WRITTEN INSTRUCTION => In the listing below, find every line containing "Click" and copy it out.

(Lines of data)
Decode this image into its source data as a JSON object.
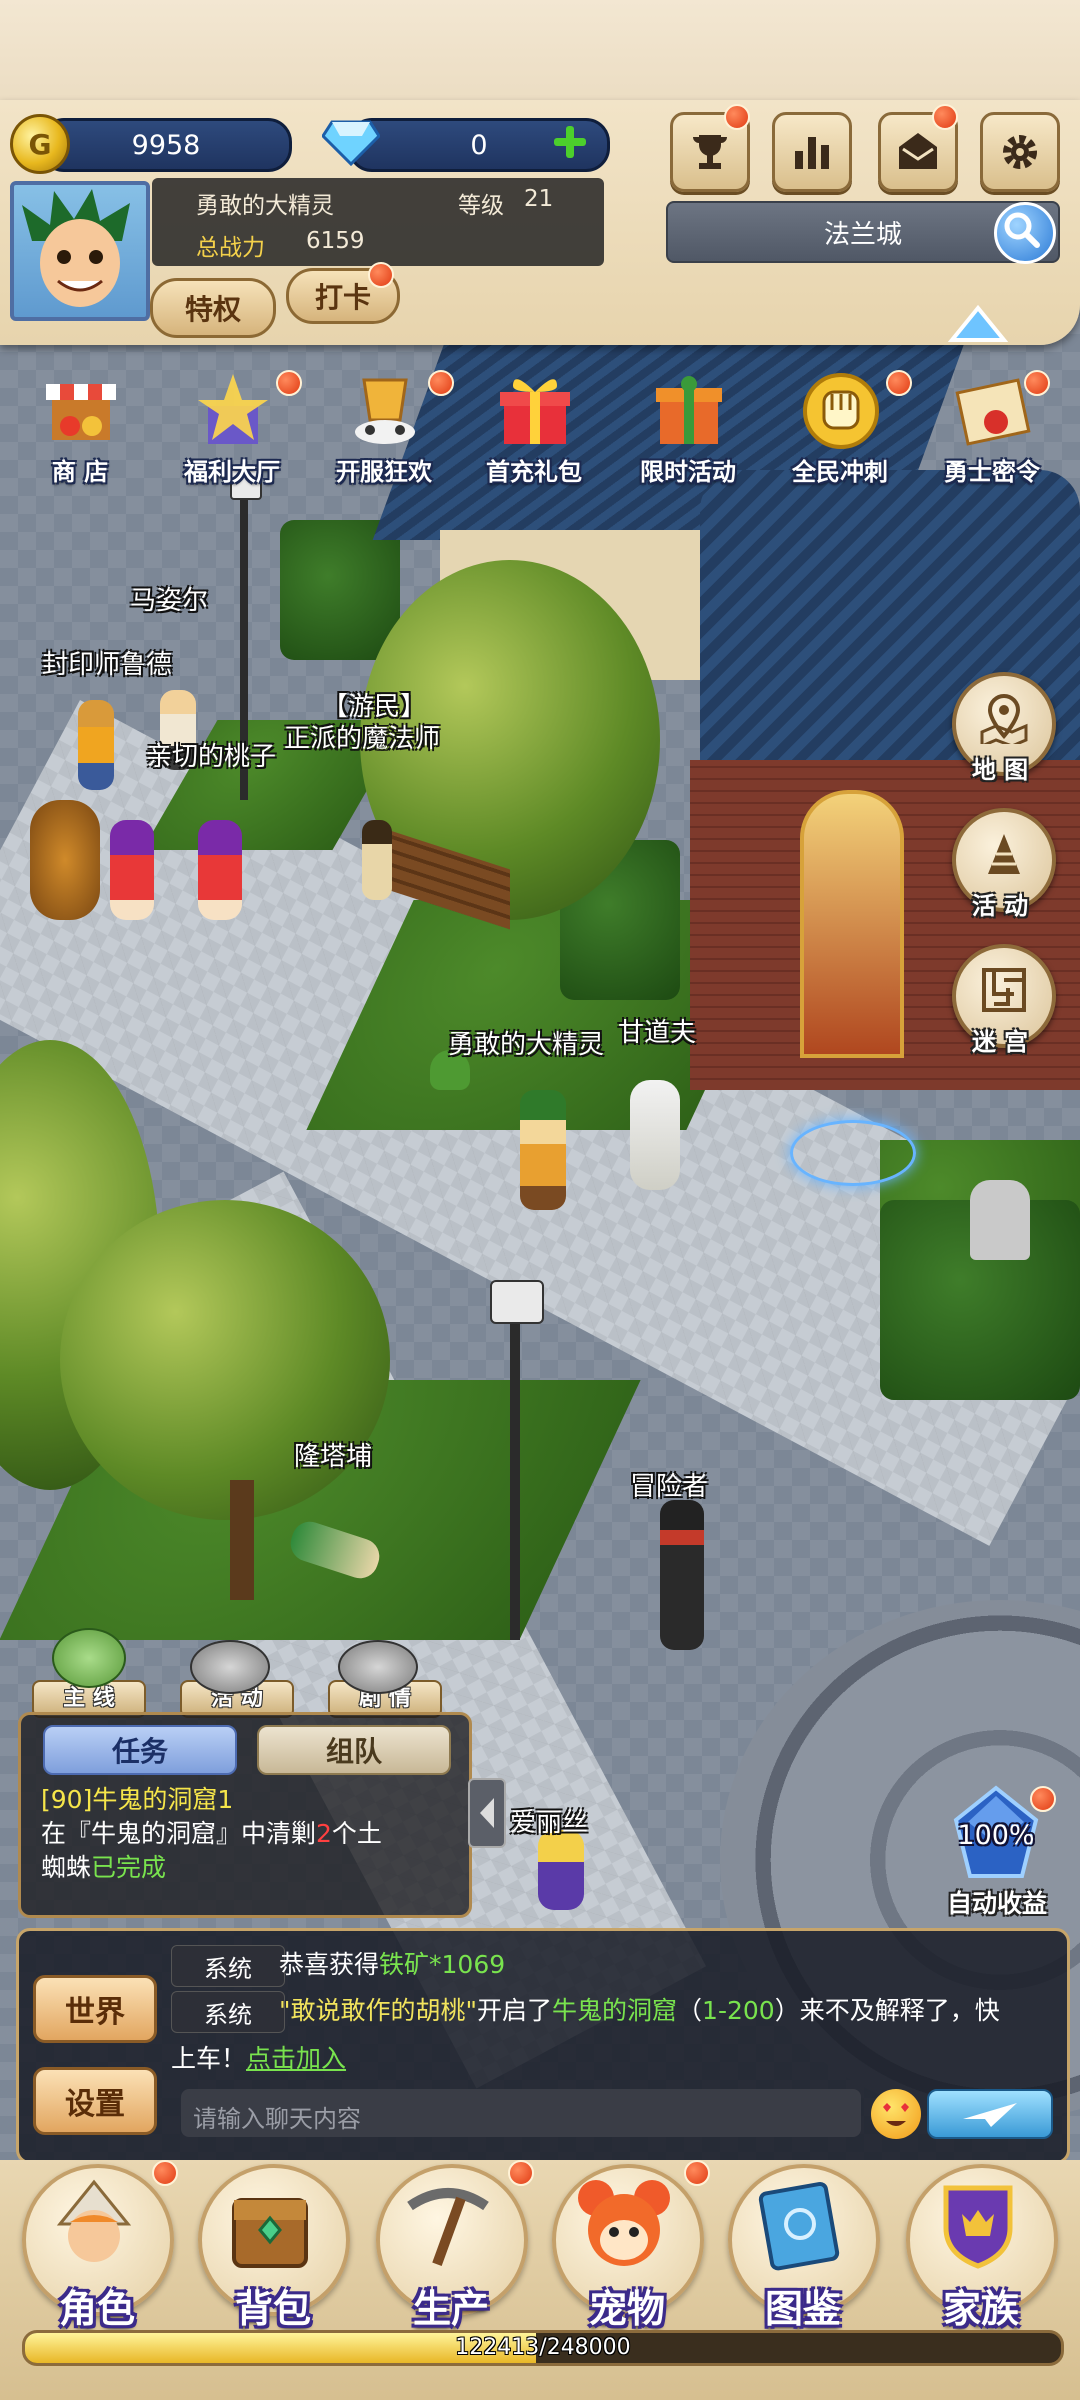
{
  "resources": {
    "gold": "9958",
    "gold_symbol": "G",
    "diamonds": "0"
  },
  "player": {
    "name": "勇敢的大精灵",
    "level_label": "等级",
    "level": "21",
    "power_label": "总战力",
    "power": "6159"
  },
  "buttons": {
    "privilege": "特权",
    "checkin": "打卡"
  },
  "location": "法兰城",
  "top_icons": [
    "trophy-icon",
    "stats-icon",
    "mail-icon",
    "gear-icon"
  ],
  "events": [
    {
      "label": "商 店",
      "icon": "shop-icon",
      "badge": false
    },
    {
      "label": "福利大厅",
      "icon": "welfare-icon",
      "badge": true
    },
    {
      "label": "开服狂欢",
      "icon": "carnival-icon",
      "badge": true
    },
    {
      "label": "首充礼包",
      "icon": "gift-icon",
      "badge": false
    },
    {
      "label": "限时活动",
      "icon": "limited-event-icon",
      "badge": false
    },
    {
      "label": "全民冲刺",
      "icon": "fist-icon",
      "badge": true
    },
    {
      "label": "勇士密令",
      "icon": "letter-icon",
      "badge": true
    }
  ],
  "npcs": [
    {
      "name": "马姿尔"
    },
    {
      "name": "封印师鲁德"
    },
    {
      "name": "亲切的桃子"
    },
    {
      "name": "【游民】"
    },
    {
      "name": "正派的魔法师"
    },
    {
      "name": "勇敢的大精灵"
    },
    {
      "name": "甘道夫"
    },
    {
      "name": "隆塔埔"
    },
    {
      "name": "冒险者"
    },
    {
      "name": "爱丽丝"
    }
  ],
  "side_buttons": [
    {
      "label": "地 图",
      "icon": "map-icon"
    },
    {
      "label": "活 动",
      "icon": "activity-icon"
    },
    {
      "label": "迷 宫",
      "icon": "maze-icon"
    }
  ],
  "auto_income": {
    "percent": "100%",
    "label": "自动收益"
  },
  "quest_tabs_mini": [
    "主 线",
    "活 动",
    "剧 情"
  ],
  "quest": {
    "tab_task": "任务",
    "tab_team": "组队",
    "title": "[90]牛鬼的洞窟1",
    "desc_pre": "在『牛鬼的洞窟』中清剿",
    "count": "2",
    "desc_post": "个土",
    "desc_line2": "蜘蛛",
    "status": "已完成"
  },
  "chat": {
    "world_btn": "世界",
    "settings_btn": "设置",
    "msg1": {
      "tag": "系统",
      "pre": "恭喜获得",
      "item": "铁矿*1069"
    },
    "msg2": {
      "tag": "系统",
      "player": "\"敢说敢作的胡桃\"",
      "mid": "开启了",
      "dungeon": "牛鬼的洞窟",
      "range_open": "（",
      "range": "1-200",
      "range_close": "）",
      "post": "来不及解释了，快",
      "line2": "上车！",
      "link": "点击加入"
    },
    "input_placeholder": "请输入聊天内容"
  },
  "nav": [
    {
      "label": "角色",
      "badge": true
    },
    {
      "label": "背包",
      "badge": false
    },
    {
      "label": "生产",
      "badge": true
    },
    {
      "label": "宠物",
      "badge": true
    },
    {
      "label": "图鉴",
      "badge": false
    },
    {
      "label": "家族",
      "badge": false
    }
  ],
  "xp": {
    "text": "122413/248000",
    "current": 122413,
    "max": 248000
  },
  "colors": {
    "hud_bg": "#eadbc0",
    "pill_bg": "#1f3460",
    "badge_red": "#e03a12",
    "accent_green": "#79e34e"
  }
}
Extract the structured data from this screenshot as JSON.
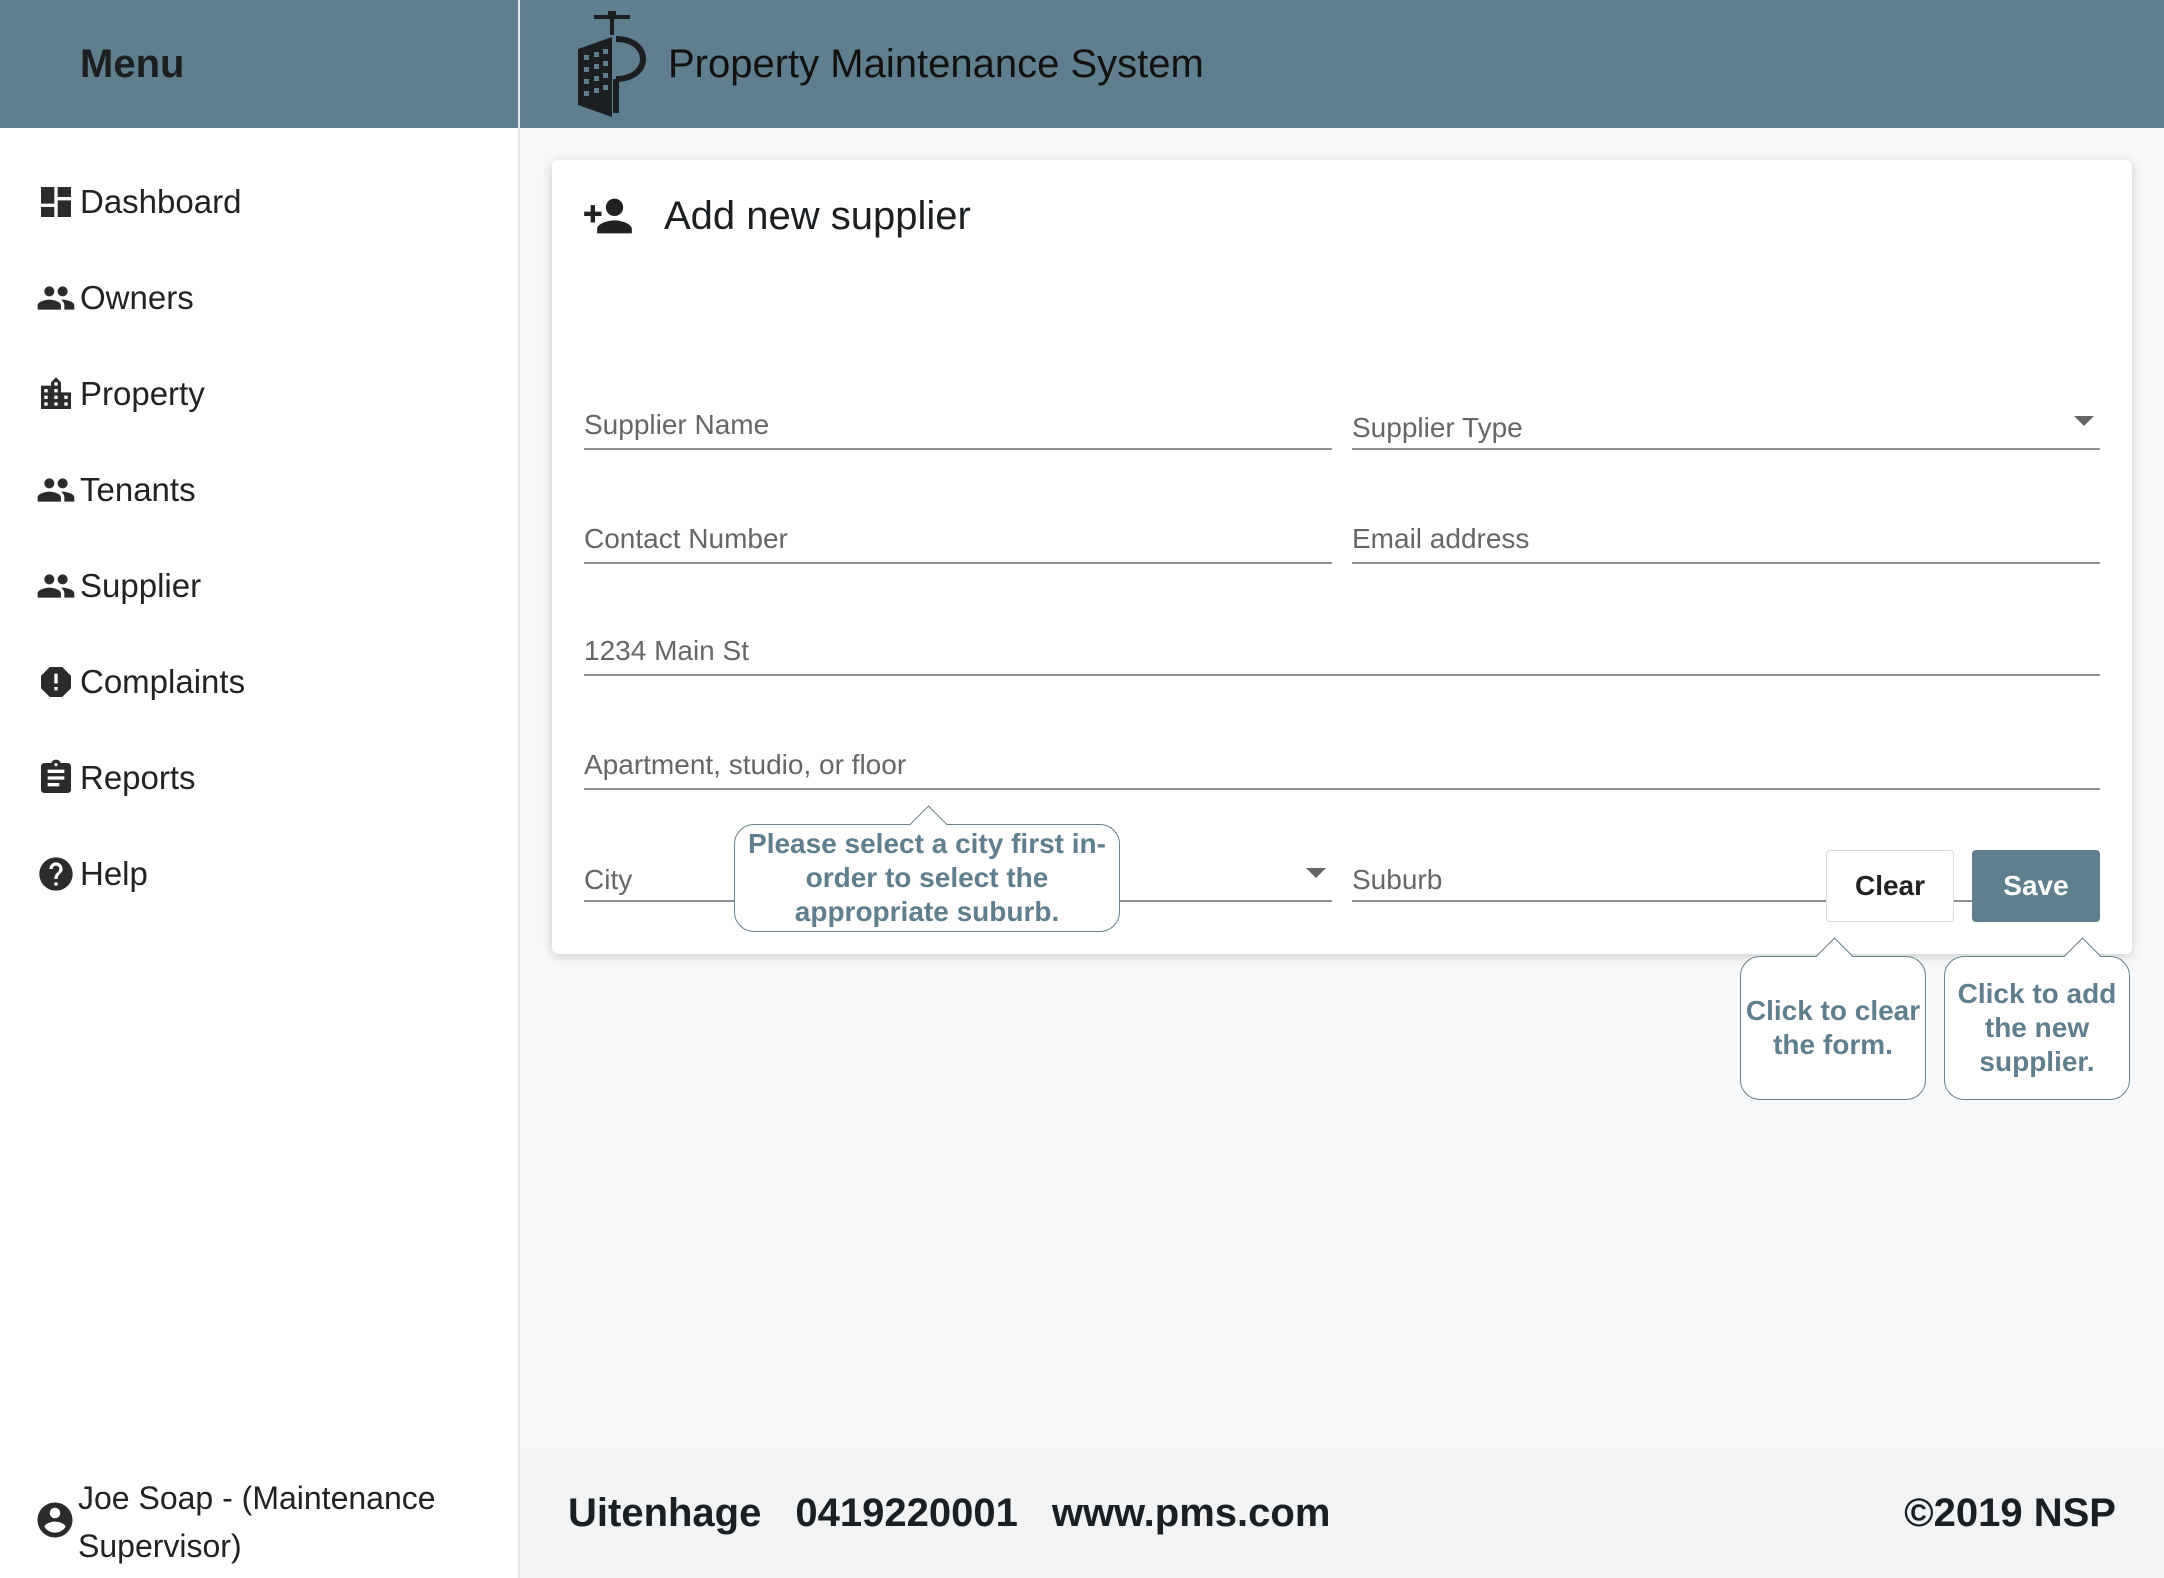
{
  "sidebar": {
    "title": "Menu",
    "items": [
      {
        "label": "Dashboard",
        "icon": "dashboard-icon"
      },
      {
        "label": "Owners",
        "icon": "people-icon"
      },
      {
        "label": "Property",
        "icon": "building-icon"
      },
      {
        "label": "Tenants",
        "icon": "people-icon"
      },
      {
        "label": "Supplier",
        "icon": "people-icon"
      },
      {
        "label": "Complaints",
        "icon": "alert-icon"
      },
      {
        "label": "Reports",
        "icon": "clipboard-icon"
      },
      {
        "label": "Help",
        "icon": "help-icon"
      }
    ],
    "user": "Joe Soap - (Maintenance Supervisor)"
  },
  "header": {
    "title": "Property Maintenance System"
  },
  "form": {
    "title": "Add new supplier",
    "supplier_name": {
      "placeholder": "Supplier Name",
      "value": ""
    },
    "supplier_type": {
      "placeholder": "Supplier Type",
      "value": ""
    },
    "contact_number": {
      "placeholder": "Contact Number",
      "value": ""
    },
    "email": {
      "placeholder": "Email address",
      "value": ""
    },
    "address1": {
      "placeholder": "1234 Main St",
      "value": ""
    },
    "address2": {
      "placeholder": "Apartment, studio, or floor",
      "value": ""
    },
    "city": {
      "placeholder": "City",
      "value": ""
    },
    "suburb": {
      "placeholder": "Suburb",
      "value": ""
    },
    "clear_label": "Clear",
    "save_label": "Save"
  },
  "tooltips": {
    "city": "Please select a city first in-order to select the appropriate suburb.",
    "clear": "Click to clear the form.",
    "save": "Click to add the new supplier."
  },
  "footer": {
    "city": "Uitenhage",
    "phone": "0419220001",
    "website": "www.pms.com",
    "copyright": "©2019 NSP"
  },
  "colors": {
    "accent": "#5f7f8e",
    "background": "#f7f8f9"
  }
}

SOLUTION FOR THIS EXERCISE =>
    "clear": "Click to clear the form.",
    "save": "Click to add the new supplier."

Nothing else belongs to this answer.